**Task goal:** Gather every line from the entries below that includes "this".

**Figure collection entries:**
BEGIN

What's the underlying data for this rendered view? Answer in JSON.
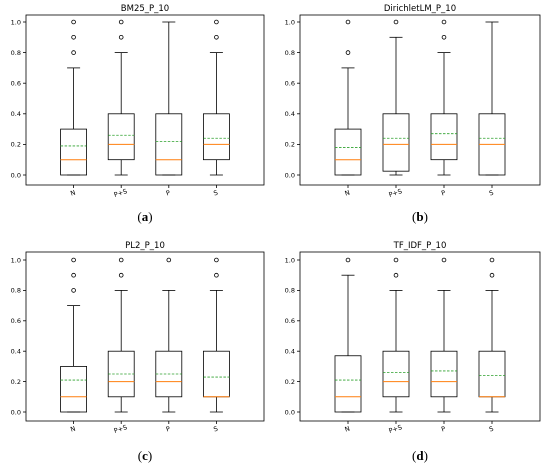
{
  "chart_data": [
    {
      "type": "box",
      "label": "a",
      "title": "BM25_P_10",
      "categories": [
        "N",
        "P+S",
        "P",
        "S"
      ],
      "ylim": [
        0,
        1.0
      ],
      "yticks": [
        "0.0",
        "0.2",
        "0.4",
        "0.6",
        "0.8",
        "1.0"
      ],
      "boxes": [
        {
          "whislo": 0.0,
          "q1": 0.0,
          "med": 0.1,
          "q3": 0.3,
          "whishi": 0.7,
          "mean": 0.19,
          "fliers": [
            0.8,
            0.9,
            1.0
          ]
        },
        {
          "whislo": 0.0,
          "q1": 0.1,
          "med": 0.2,
          "q3": 0.4,
          "whishi": 0.8,
          "mean": 0.26,
          "fliers": [
            0.9,
            1.0
          ]
        },
        {
          "whislo": 0.0,
          "q1": 0.0,
          "med": 0.1,
          "q3": 0.4,
          "whishi": 1.0,
          "mean": 0.22,
          "fliers": []
        },
        {
          "whislo": 0.0,
          "q1": 0.1,
          "med": 0.2,
          "q3": 0.4,
          "whishi": 0.8,
          "mean": 0.24,
          "fliers": [
            0.9,
            1.0
          ]
        }
      ]
    },
    {
      "type": "box",
      "label": "b",
      "title": "DirichletLM_P_10",
      "categories": [
        "N",
        "P+S",
        "P",
        "S"
      ],
      "ylim": [
        0,
        1.0
      ],
      "yticks": [
        "0.0",
        "0.2",
        "0.4",
        "0.6",
        "0.8",
        "1.0"
      ],
      "boxes": [
        {
          "whislo": 0.0,
          "q1": 0.0,
          "med": 0.1,
          "q3": 0.3,
          "whishi": 0.7,
          "mean": 0.18,
          "fliers": [
            0.8,
            1.0
          ]
        },
        {
          "whislo": 0.0,
          "q1": 0.025,
          "med": 0.2,
          "q3": 0.4,
          "whishi": 0.9,
          "mean": 0.24,
          "fliers": [
            1.0
          ]
        },
        {
          "whislo": 0.0,
          "q1": 0.1,
          "med": 0.2,
          "q3": 0.4,
          "whishi": 0.8,
          "mean": 0.27,
          "fliers": [
            0.9,
            1.0
          ]
        },
        {
          "whislo": 0.0,
          "q1": 0.0,
          "med": 0.2,
          "q3": 0.4,
          "whishi": 1.0,
          "mean": 0.24,
          "fliers": []
        }
      ]
    },
    {
      "type": "box",
      "label": "c",
      "title": "PL2_P_10",
      "categories": [
        "N",
        "P+S",
        "P",
        "S"
      ],
      "ylim": [
        0,
        1.0
      ],
      "yticks": [
        "0.0",
        "0.2",
        "0.4",
        "0.6",
        "0.8",
        "1.0"
      ],
      "boxes": [
        {
          "whislo": 0.0,
          "q1": 0.0,
          "med": 0.1,
          "q3": 0.3,
          "whishi": 0.7,
          "mean": 0.21,
          "fliers": [
            0.8,
            0.9,
            1.0
          ]
        },
        {
          "whislo": 0.0,
          "q1": 0.1,
          "med": 0.2,
          "q3": 0.4,
          "whishi": 0.8,
          "mean": 0.25,
          "fliers": [
            0.9,
            1.0
          ]
        },
        {
          "whislo": 0.0,
          "q1": 0.1,
          "med": 0.2,
          "q3": 0.4,
          "whishi": 0.8,
          "mean": 0.25,
          "fliers": [
            1.0
          ]
        },
        {
          "whislo": 0.0,
          "q1": 0.1,
          "med": 0.1,
          "q3": 0.4,
          "whishi": 0.8,
          "mean": 0.23,
          "fliers": [
            0.9,
            1.0
          ]
        }
      ]
    },
    {
      "type": "box",
      "label": "d",
      "title": "TF_IDF_P_10",
      "categories": [
        "N",
        "P+S",
        "P",
        "S"
      ],
      "ylim": [
        0,
        1.0
      ],
      "yticks": [
        "0.0",
        "0.2",
        "0.4",
        "0.6",
        "0.8",
        "1.0"
      ],
      "boxes": [
        {
          "whislo": 0.0,
          "q1": 0.0,
          "med": 0.1,
          "q3": 0.37,
          "whishi": 0.9,
          "mean": 0.21,
          "fliers": [
            1.0
          ]
        },
        {
          "whislo": 0.0,
          "q1": 0.1,
          "med": 0.2,
          "q3": 0.4,
          "whishi": 0.8,
          "mean": 0.26,
          "fliers": [
            0.9,
            1.0
          ]
        },
        {
          "whislo": 0.0,
          "q1": 0.1,
          "med": 0.2,
          "q3": 0.4,
          "whishi": 0.8,
          "mean": 0.27,
          "fliers": [
            1.0
          ]
        },
        {
          "whislo": 0.0,
          "q1": 0.1,
          "med": 0.1,
          "q3": 0.4,
          "whishi": 0.8,
          "mean": 0.24,
          "fliers": [
            0.9,
            1.0
          ]
        }
      ]
    }
  ],
  "colors": {
    "box": "#000000",
    "median": "#ff7f0e",
    "mean": "#2ca02c",
    "axis": "#000000"
  }
}
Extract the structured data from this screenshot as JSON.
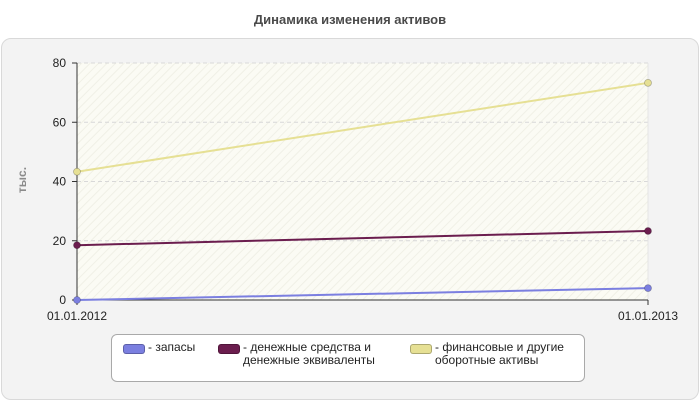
{
  "chart_data": {
    "type": "line",
    "title": "Динамика изменения активов",
    "ylabel": "тыс.",
    "xlabel": "",
    "x": [
      "01.01.2012",
      "01.01.2013"
    ],
    "ylim": [
      0,
      80
    ],
    "yticks": [
      "0",
      "20",
      "40",
      "60",
      "80"
    ],
    "grid": true,
    "legend_position": "bottom",
    "series": [
      {
        "name": "- запасы",
        "values": [
          0,
          4
        ],
        "color": "#7b7fe0"
      },
      {
        "name": "- денежные средства и\nденежные эквиваленты",
        "values": [
          18.5,
          23.3
        ],
        "color": "#6b1d4e"
      },
      {
        "name": "- финансовые и другие\nоборотные активы",
        "values": [
          43.3,
          73.3
        ],
        "color": "#e6e094"
      }
    ]
  }
}
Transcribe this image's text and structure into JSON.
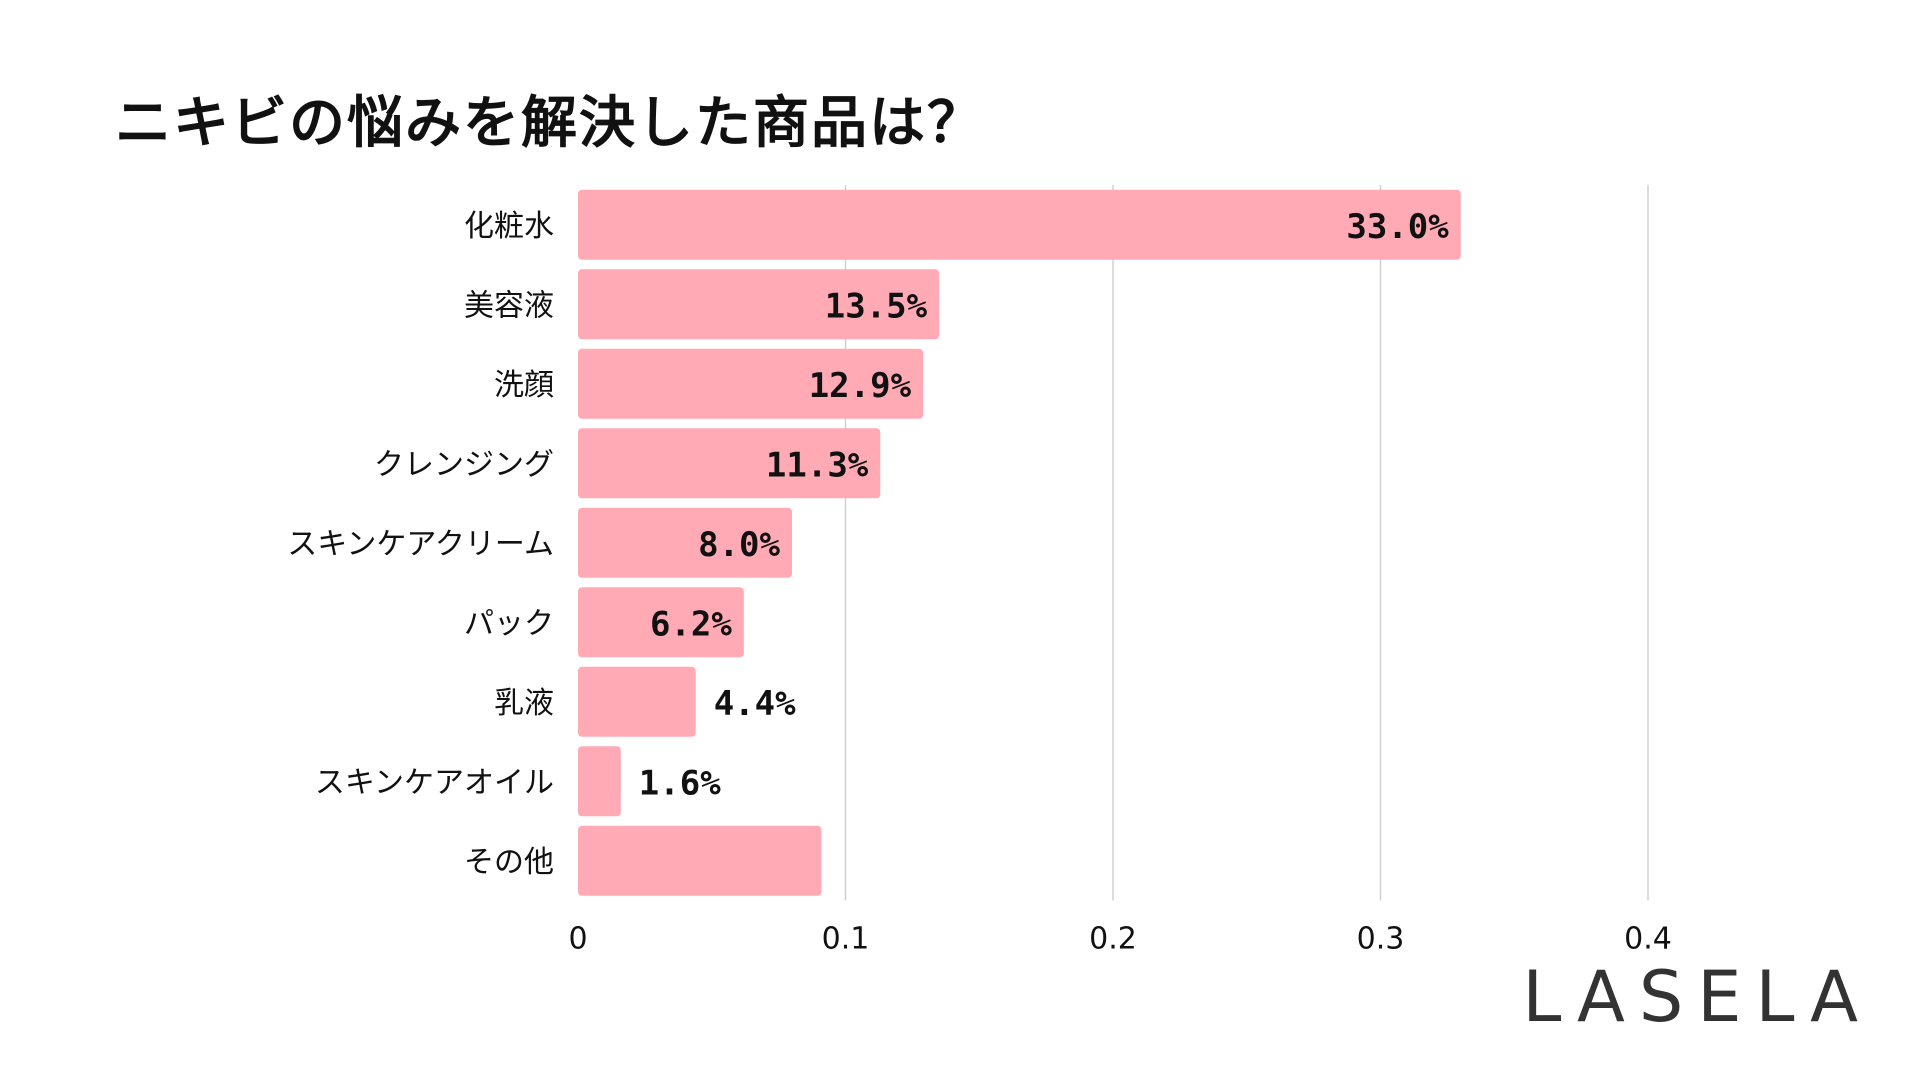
{
  "header": {
    "title": "ニキビの悩みを解決した商品は？"
  },
  "brand": {
    "name": "LASELA"
  },
  "chart_data": {
    "type": "bar",
    "orientation": "horizontal",
    "categories": [
      "化粧水",
      "美容液",
      "洗顔",
      "クレンジング",
      "スキンケアクリーム",
      "パック",
      "乳液",
      "スキンケアオイル",
      "その他"
    ],
    "values": [
      0.33,
      0.135,
      0.129,
      0.113,
      0.08,
      0.062,
      0.044,
      0.016,
      0.091
    ],
    "data_labels": [
      "33.0%",
      "13.5%",
      "12.9%",
      "11.3%",
      "8.0%",
      "6.2%",
      "4.4%",
      "1.6%",
      ""
    ],
    "x_ticks": [
      "0",
      "0.1",
      "0.2",
      "0.3",
      "0.4"
    ],
    "xlim": [
      0,
      0.4
    ],
    "grid": true,
    "bar_color": "#FFAAB5",
    "title": "ニキビの悩みを解決した商品は？",
    "xlabel": "",
    "ylabel": ""
  }
}
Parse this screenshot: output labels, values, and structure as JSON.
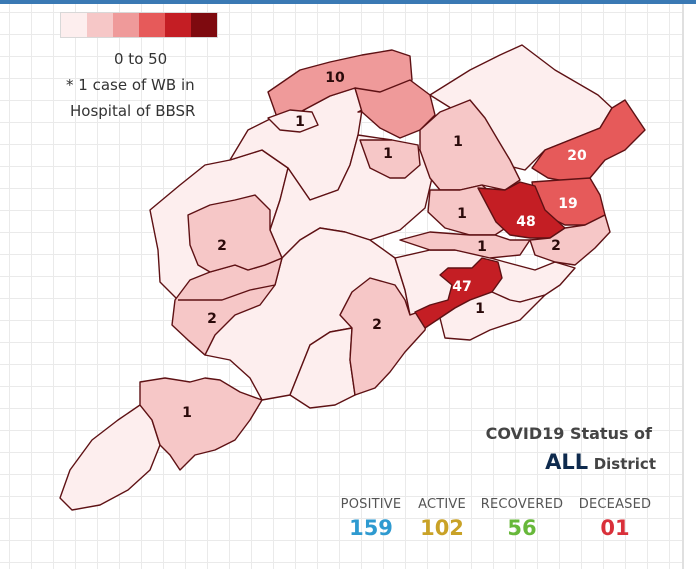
{
  "legend": {
    "colors": [
      "#fdeeee",
      "#f6c7c7",
      "#ef9a9a",
      "#e65a5a",
      "#c41e24",
      "#7e0a0f"
    ],
    "range_label": "0 to 50",
    "note_line1": "* 1 case of WB in",
    "note_line2": "Hospital of BBSR"
  },
  "map_labels": [
    "10",
    "1",
    "1",
    "1",
    "20",
    "19",
    "1",
    "48",
    "2",
    "2",
    "1",
    "2",
    "47",
    "1",
    "2",
    "1"
  ],
  "status": {
    "title": "COVID19 Status of",
    "scope": "ALL",
    "scope_suffix": "District",
    "stats": [
      {
        "label": "POSITIVE",
        "value": "159",
        "color": "#2e9ad0"
      },
      {
        "label": "ACTIVE",
        "value": "102",
        "color": "#c9a227"
      },
      {
        "label": "RECOVERED",
        "value": "56",
        "color": "#67b83a"
      },
      {
        "label": "DECEASED",
        "value": "01",
        "color": "#d9303a"
      }
    ]
  },
  "colors": {
    "border": "#5e1114",
    "accent_bar": "#3a79b4"
  }
}
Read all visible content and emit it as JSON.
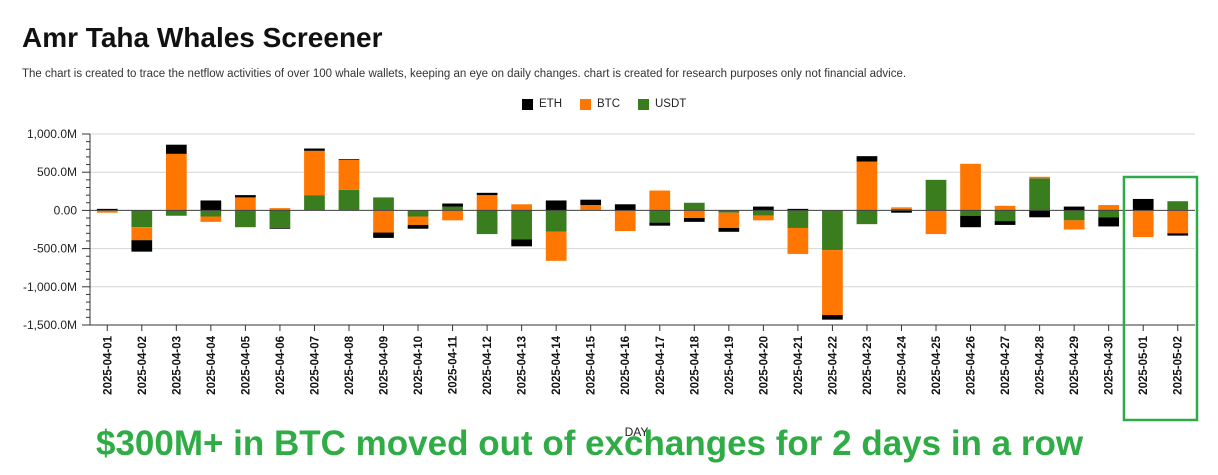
{
  "header": {
    "title": "Amr Taha Whales Screener",
    "subtitle": "The chart is created to trace the netflow activities of over 100 whale wallets, keeping an eye on daily changes.  chart is created for research purposes only not financial advice."
  },
  "caption": "$300M+ in BTC moved out of exchanges for 2 days in a row",
  "colors": {
    "ETH": "#000000",
    "BTC": "#ff7700",
    "USDT": "#3a7d1e",
    "highlight": "#2faa4a"
  },
  "chart_data": {
    "type": "bar",
    "stacked": true,
    "xlabel": "DAY",
    "ylabel": "",
    "ylim": [
      -1500,
      1000
    ],
    "yticks": [
      -1500,
      -1000,
      -500,
      0,
      500,
      1000
    ],
    "ytick_labels": [
      "-1,500.0M",
      "-1,000.0M",
      "-500.0M",
      "0.00",
      "500.0M",
      "1,000.0M"
    ],
    "legend_position": "top-center",
    "grid": true,
    "categories": [
      "2025-04-01",
      "2025-04-02",
      "2025-04-03",
      "2025-04-04",
      "2025-04-05",
      "2025-04-06",
      "2025-04-07",
      "2025-04-08",
      "2025-04-09",
      "2025-04-10",
      "2025-04-11",
      "2025-04-12",
      "2025-04-13",
      "2025-04-14",
      "2025-04-15",
      "2025-04-16",
      "2025-04-17",
      "2025-04-18",
      "2025-04-19",
      "2025-04-20",
      "2025-04-21",
      "2025-04-22",
      "2025-04-23",
      "2025-04-24",
      "2025-04-25",
      "2025-04-26",
      "2025-04-27",
      "2025-04-28",
      "2025-04-29",
      "2025-04-30",
      "2025-05-01",
      "2025-05-02"
    ],
    "series": [
      {
        "name": "USDT",
        "values": [
          0,
          -220,
          -70,
          -80,
          -220,
          -230,
          200,
          270,
          170,
          -80,
          50,
          -310,
          -380,
          -280,
          0,
          0,
          -160,
          100,
          -30,
          -70,
          -230,
          -520,
          -180,
          20,
          400,
          -70,
          -140,
          420,
          -130,
          -90,
          0,
          120
        ]
      },
      {
        "name": "BTC",
        "values": [
          -30,
          -170,
          740,
          -70,
          170,
          30,
          580,
          390,
          -290,
          -110,
          -130,
          200,
          80,
          -380,
          70,
          -270,
          260,
          -100,
          -200,
          -60,
          -340,
          -850,
          640,
          20,
          -310,
          610,
          60,
          20,
          -120,
          70,
          -350,
          -300
        ]
      },
      {
        "name": "ETH",
        "values": [
          20,
          -150,
          120,
          130,
          30,
          -10,
          30,
          10,
          -70,
          -50,
          40,
          30,
          -90,
          130,
          70,
          80,
          -40,
          -50,
          -50,
          50,
          20,
          -60,
          70,
          -30,
          0,
          -150,
          -50,
          -90,
          50,
          -120,
          150,
          -30
        ]
      }
    ],
    "highlight_categories": [
      "2025-05-01",
      "2025-05-02"
    ]
  }
}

END

**Solution below:**
What's the underlying data for this rendered view? Answer in JSON.
Extract the structured data from this screenshot as JSON.
Transcribe this image's text and structure into JSON.
Parse this screenshot: output labels, values, and structure as JSON.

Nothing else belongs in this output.